— begin —

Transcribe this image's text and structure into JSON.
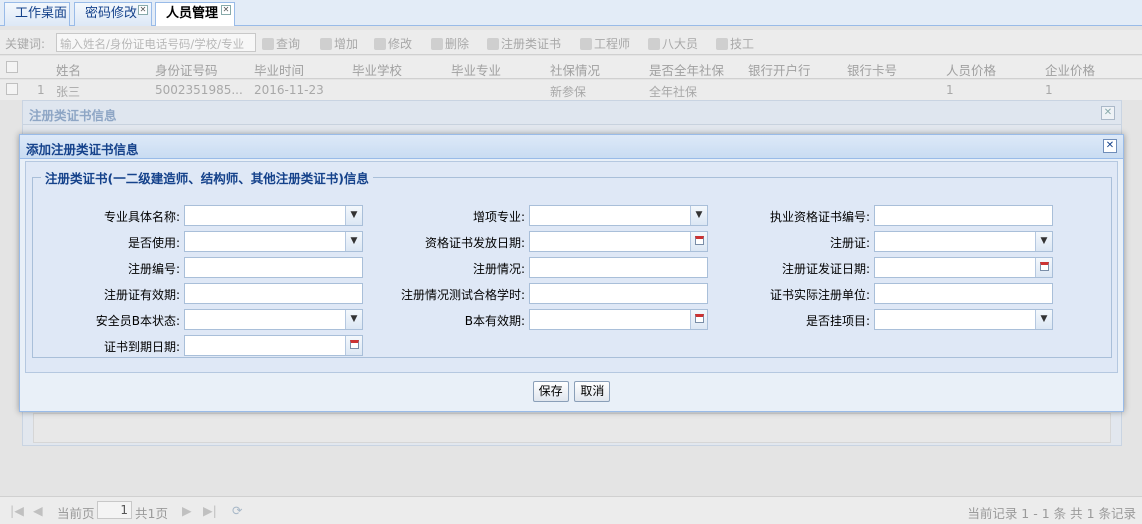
{
  "tabs": [
    {
      "label": "工作桌面",
      "closable": false
    },
    {
      "label": "密码修改",
      "closable": true
    },
    {
      "label": "人员管理",
      "closable": true
    }
  ],
  "toolbar": {
    "keyword_label": "关键词:",
    "search_placeholder": "输入姓名/身份证电话号码/学校/专业",
    "buttons": [
      "查询",
      "增加",
      "修改",
      "删除",
      "注册类证书",
      "工程师",
      "八大员",
      "技工"
    ]
  },
  "grid": {
    "columns": [
      "姓名",
      "身份证号码",
      "毕业时间",
      "毕业学校",
      "毕业专业",
      "社保情况",
      "是否全年社保",
      "银行开户行",
      "银行卡号",
      "人员价格",
      "企业价格"
    ],
    "rows": [
      {
        "index": "1",
        "cells": [
          "张三",
          "5002351985...",
          "2016-11-23",
          "",
          "",
          "新参保",
          "全年社保",
          "",
          "",
          "1",
          "1"
        ]
      }
    ]
  },
  "window_behind": {
    "title": "注册类证书信息"
  },
  "dialog": {
    "title": "添加注册类证书信息",
    "legend": "注册类证书(一二级建造师、结构师、其他注册类证书)信息",
    "fields": [
      {
        "label": "专业具体名称:",
        "type": "select",
        "value": ""
      },
      {
        "label": "增项专业:",
        "type": "select",
        "value": ""
      },
      {
        "label": "执业资格证书编号:",
        "type": "text",
        "value": ""
      },
      {
        "label": "是否使用:",
        "type": "select",
        "value": ""
      },
      {
        "label": "资格证书发放日期:",
        "type": "date",
        "value": ""
      },
      {
        "label": "注册证:",
        "type": "select",
        "value": ""
      },
      {
        "label": "注册编号:",
        "type": "text",
        "value": ""
      },
      {
        "label": "注册情况:",
        "type": "text",
        "value": ""
      },
      {
        "label": "注册证发证日期:",
        "type": "date",
        "value": ""
      },
      {
        "label": "注册证有效期:",
        "type": "text",
        "value": ""
      },
      {
        "label": "注册情况测试合格学时:",
        "type": "text",
        "value": ""
      },
      {
        "label": "证书实际注册单位:",
        "type": "text",
        "value": ""
      },
      {
        "label": "安全员B本状态:",
        "type": "select",
        "value": ""
      },
      {
        "label": "B本有效期:",
        "type": "date",
        "value": ""
      },
      {
        "label": "是否挂项目:",
        "type": "select",
        "value": ""
      },
      {
        "label": "证书到期日期:",
        "type": "date",
        "value": ""
      }
    ],
    "save_label": "保存",
    "cancel_label": "取消"
  },
  "pager": {
    "current_page_label": "当前页",
    "current_page": "1",
    "total_pages": "共1页",
    "summary": "当前记录 1 - 1 条 共 1 条记录"
  },
  "colors": {
    "accent": "#15428b",
    "border": "#99bbe8",
    "dialog_bg": "#dfe8f6"
  }
}
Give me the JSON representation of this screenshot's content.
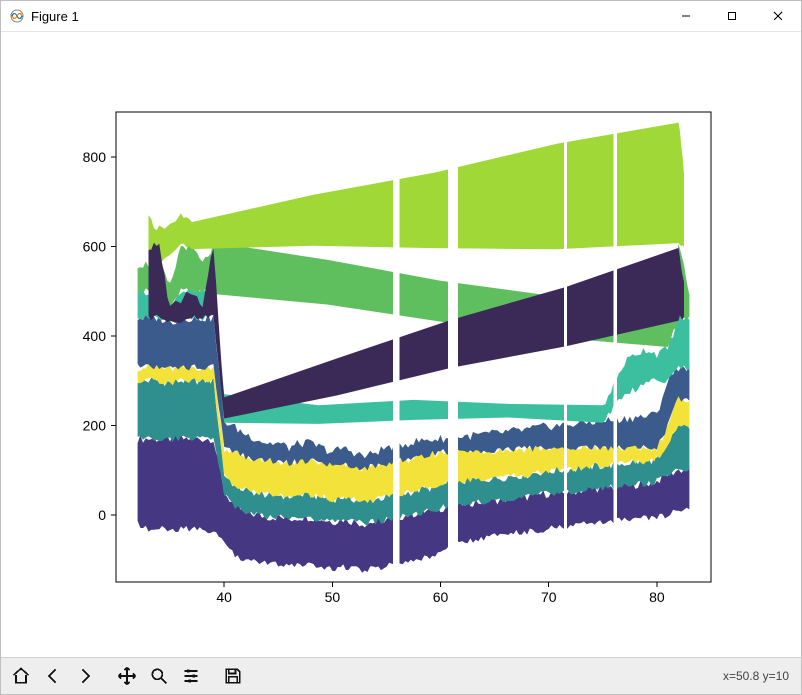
{
  "window": {
    "title": "Figure 1"
  },
  "toolbar": {
    "home": "Home",
    "back": "Back",
    "forward": "Forward",
    "pan": "Pan",
    "zoom": "Zoom",
    "configure": "Configure subplots",
    "save": "Save"
  },
  "statusbar": {
    "coords": "x=50.8 y=10"
  },
  "chart_data": {
    "type": "area",
    "title": "",
    "xlabel": "",
    "ylabel": "",
    "xlim": [
      30,
      85
    ],
    "ylim": [
      -150,
      900
    ],
    "xticks": [
      40,
      50,
      60,
      70,
      80
    ],
    "yticks": [
      0,
      200,
      400,
      600,
      800
    ],
    "colors": {
      "yellow": "#f2e23a",
      "teal": "#2f8f8f",
      "navy": "#3a5b8c",
      "purple": "#453781",
      "green": "#5fbf5f",
      "lime": "#9fd837",
      "darkpurple": "#3b2a58",
      "seagreen": "#3bbf9f"
    },
    "envelopes": [
      {
        "comment": "purple lowest band",
        "color": "#453781",
        "x": [
          32,
          33,
          34,
          35,
          36,
          37,
          38,
          39,
          40,
          41,
          42,
          43,
          44,
          45,
          46,
          47,
          48,
          49,
          50,
          51,
          52,
          53,
          54,
          55,
          56,
          57,
          58,
          59,
          60,
          61,
          62,
          63,
          64,
          65,
          66,
          67,
          68,
          69,
          70,
          71,
          72,
          73,
          74,
          75,
          76,
          77,
          78,
          79,
          80,
          81,
          82,
          83
        ],
        "low": [
          -20,
          -30,
          -30,
          -35,
          -30,
          -30,
          -35,
          -40,
          -60,
          -90,
          -100,
          -105,
          -110,
          -110,
          -115,
          -110,
          -110,
          -115,
          -120,
          -115,
          -120,
          -125,
          -120,
          -115,
          -110,
          -105,
          -100,
          -95,
          -90,
          -70,
          -60,
          -55,
          -50,
          -48,
          -45,
          -40,
          -38,
          -35,
          -30,
          -28,
          -25,
          -22,
          -20,
          -18,
          -15,
          -12,
          -10,
          -8,
          -5,
          0,
          10,
          10
        ],
        "high": [
          170,
          170,
          170,
          170,
          170,
          170,
          170,
          170,
          50,
          20,
          5,
          0,
          -5,
          -5,
          -10,
          -5,
          -5,
          -10,
          -15,
          -10,
          -15,
          -20,
          -15,
          -10,
          -5,
          0,
          5,
          10,
          15,
          20,
          25,
          28,
          30,
          32,
          35,
          38,
          40,
          45,
          48,
          50,
          52,
          55,
          58,
          60,
          62,
          65,
          68,
          70,
          75,
          90,
          100,
          100
        ]
      },
      {
        "comment": "teal mid band",
        "color": "#2f8f8f",
        "x": [
          32,
          33,
          34,
          35,
          36,
          37,
          38,
          39,
          40,
          41,
          42,
          43,
          44,
          45,
          46,
          47,
          48,
          49,
          50,
          51,
          52,
          53,
          54,
          55,
          56,
          57,
          58,
          59,
          60,
          61,
          62,
          63,
          64,
          65,
          66,
          67,
          68,
          69,
          70,
          71,
          72,
          73,
          74,
          75,
          76,
          77,
          78,
          79,
          80,
          81,
          82,
          83
        ],
        "low": [
          170,
          170,
          170,
          170,
          170,
          170,
          170,
          170,
          50,
          20,
          5,
          0,
          -5,
          -5,
          -10,
          -5,
          -5,
          -10,
          -15,
          -10,
          -15,
          -20,
          -15,
          -10,
          -5,
          0,
          5,
          10,
          15,
          20,
          25,
          28,
          30,
          32,
          35,
          38,
          40,
          45,
          48,
          50,
          52,
          55,
          58,
          60,
          62,
          65,
          68,
          70,
          75,
          90,
          100,
          100
        ],
        "high": [
          300,
          300,
          300,
          295,
          300,
          300,
          300,
          300,
          90,
          65,
          55,
          50,
          45,
          45,
          40,
          45,
          45,
          40,
          35,
          40,
          35,
          30,
          35,
          40,
          45,
          50,
          55,
          60,
          65,
          70,
          75,
          78,
          80,
          82,
          85,
          88,
          90,
          95,
          98,
          100,
          102,
          105,
          108,
          110,
          112,
          115,
          118,
          120,
          125,
          160,
          200,
          200
        ]
      },
      {
        "comment": "yellow band",
        "color": "#f2e23a",
        "x": [
          32,
          33,
          34,
          35,
          36,
          37,
          38,
          39,
          40,
          41,
          42,
          43,
          44,
          45,
          46,
          47,
          48,
          49,
          50,
          51,
          52,
          53,
          54,
          55,
          56,
          57,
          58,
          59,
          60,
          61,
          62,
          63,
          64,
          65,
          66,
          67,
          68,
          69,
          70,
          71,
          72,
          73,
          74,
          75,
          76,
          77,
          78,
          79,
          80,
          81,
          82,
          83
        ],
        "low": [
          300,
          300,
          300,
          295,
          300,
          300,
          300,
          300,
          90,
          65,
          55,
          50,
          45,
          45,
          40,
          45,
          45,
          40,
          35,
          40,
          35,
          30,
          35,
          40,
          45,
          50,
          55,
          60,
          65,
          70,
          75,
          78,
          80,
          82,
          85,
          88,
          90,
          95,
          98,
          100,
          102,
          105,
          108,
          110,
          112,
          115,
          118,
          120,
          125,
          160,
          200,
          200
        ],
        "high": [
          330,
          330,
          330,
          325,
          330,
          330,
          330,
          330,
          150,
          138,
          130,
          125,
          120,
          120,
          115,
          120,
          120,
          115,
          110,
          115,
          110,
          105,
          110,
          115,
          120,
          125,
          130,
          135,
          140,
          140,
          142,
          143,
          144,
          145,
          146,
          147,
          148,
          149,
          150,
          150,
          150,
          150,
          150,
          150,
          150,
          150,
          150,
          150,
          150,
          200,
          260,
          260
        ]
      },
      {
        "comment": "navy upper band",
        "color": "#3a5b8c",
        "x": [
          32,
          33,
          34,
          35,
          36,
          37,
          38,
          39,
          40,
          41,
          42,
          43,
          44,
          45,
          46,
          47,
          48,
          49,
          50,
          51,
          52,
          53,
          54,
          55,
          56,
          57,
          58,
          59,
          60,
          61,
          62,
          63,
          64,
          65,
          66,
          67,
          68,
          69,
          70,
          71,
          72,
          73,
          74,
          75,
          76,
          77,
          78,
          79,
          80,
          81,
          82,
          83
        ],
        "low": [
          330,
          330,
          330,
          325,
          330,
          330,
          330,
          330,
          150,
          138,
          130,
          125,
          120,
          120,
          115,
          120,
          120,
          115,
          110,
          115,
          110,
          105,
          110,
          115,
          120,
          125,
          130,
          135,
          140,
          140,
          142,
          143,
          144,
          145,
          146,
          147,
          148,
          149,
          150,
          150,
          150,
          150,
          150,
          150,
          150,
          150,
          150,
          150,
          150,
          200,
          260,
          260
        ],
        "high": [
          440,
          440,
          440,
          430,
          440,
          440,
          440,
          440,
          210,
          195,
          180,
          170,
          160,
          160,
          150,
          160,
          160,
          150,
          140,
          150,
          140,
          130,
          140,
          150,
          155,
          160,
          165,
          168,
          170,
          172,
          175,
          177,
          180,
          182,
          185,
          188,
          190,
          195,
          198,
          200,
          202,
          205,
          208,
          210,
          212,
          215,
          218,
          220,
          225,
          300,
          330,
          330
        ]
      },
      {
        "comment": "seagreen light band (upper, partial)",
        "color": "#3bbf9f",
        "x": [
          32,
          33,
          34,
          35,
          36,
          37,
          38,
          39,
          40,
          75,
          76,
          77,
          78,
          79,
          80,
          81,
          82,
          83
        ],
        "low": [
          440,
          440,
          440,
          430,
          440,
          440,
          440,
          440,
          210,
          210,
          240,
          270,
          280,
          300,
          300,
          300,
          330,
          330
        ],
        "high": [
          500,
          500,
          500,
          470,
          500,
          500,
          500,
          500,
          260,
          240,
          290,
          340,
          360,
          370,
          360,
          370,
          440,
          440
        ]
      },
      {
        "comment": "green band (top-ish, partial)",
        "color": "#5fbf5f",
        "x": [
          32,
          33,
          34,
          35,
          36,
          37,
          38,
          39,
          81,
          82,
          83
        ],
        "low": [
          500,
          500,
          500,
          470,
          500,
          500,
          500,
          500,
          370,
          440,
          440
        ],
        "high": [
          560,
          560,
          560,
          510,
          600,
          600,
          560,
          600,
          440,
          600,
          500
        ]
      },
      {
        "comment": "lime spikes",
        "color": "#9fd837",
        "x": [
          33,
          34,
          36,
          37,
          82,
          82.5
        ],
        "low": [
          560,
          560,
          600,
          600,
          600,
          600
        ],
        "high": [
          660,
          640,
          670,
          650,
          880,
          760
        ]
      },
      {
        "comment": "dark purple spikes",
        "color": "#3b2a58",
        "x": [
          33,
          34,
          35,
          37,
          38,
          39,
          40,
          82,
          82.5
        ],
        "low": [
          440,
          440,
          430,
          440,
          440,
          440,
          210,
          440,
          440
        ],
        "high": [
          600,
          600,
          460,
          500,
          460,
          600,
          260,
          600,
          520
        ]
      }
    ],
    "gaps": [
      {
        "x0": 55.6,
        "x1": 56.2
      },
      {
        "x0": 60.7,
        "x1": 61.6
      },
      {
        "x0": 71.4,
        "x1": 71.7
      },
      {
        "x0": 76.0,
        "x1": 76.3
      }
    ]
  }
}
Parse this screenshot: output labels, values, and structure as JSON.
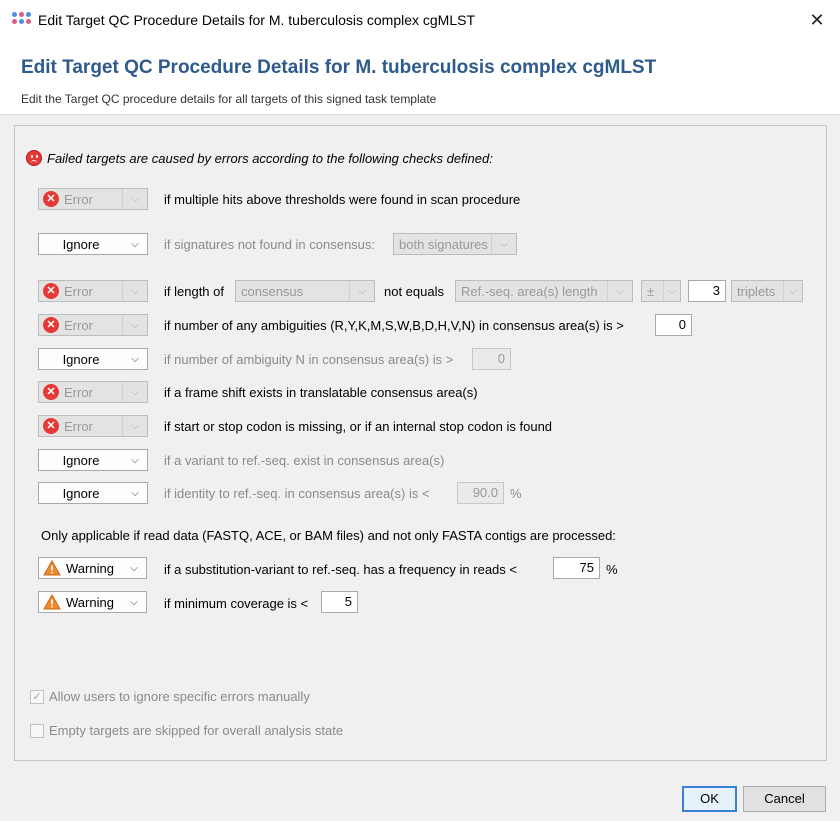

— end —

EXERCISE DETAILS:
Looking at the data above, show all lines where the word "screenshot" occurs.

SOLUTION TO THE EXERCISE:
Give me the JSON representation of this screenshot's content.
Parse this screenshot: output labels, values, and structure as JSON.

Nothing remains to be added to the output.